>> BEGIN

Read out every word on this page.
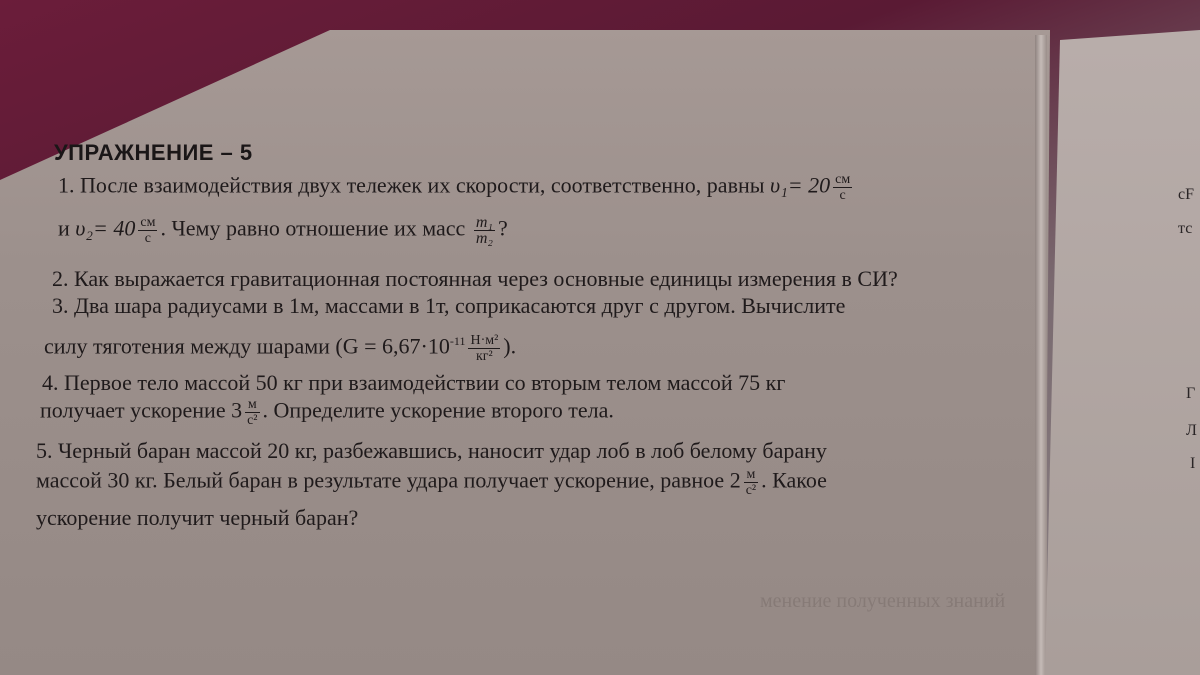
менение полученных знаний
УПРАЖНЕНИЕ – 5
1. После взаимодействия двух тележек их скорости, соответственно, равны $\upsilon_1= 20 \frac{см}{с}$
и $\upsilon_2= 40 \frac{см}{с}$ . Чему равно отношение их масс $\frac{\text{m₁}}{\text{m₂}}$ ?
2. Как выражается гравитационная постоянная через основные единицы измерения в СИ?
3. Два шара радиусами в 1м, массами в 1т, соприкасаются друг с другом. Вычислите
силу тяготения между шарами ($G = 6,67\cdot 10^{-11} \frac{\text{Н·м²}}{\text{кг²}}$ ).
4. Первое тело массой 50 кг при взаимодействии со вторым телом массой 75 кг
получает ускорение $3 \frac{м}{\text{с²}}$ . Определите ускорение второго тела.
5. Черный баран массой 20 кг, разбежавшись, наносит удар лоб в лоб белому барану
массой 30 кг. Белый баран в результате удара получает ускорение, равное $2 \frac{м}{\text{с²}}$ . Какое
ускорение получит черный баран?
сF
тс
Г
Л
I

>> END

How many of the lines above include the string "массой"? Answer with the number only.

3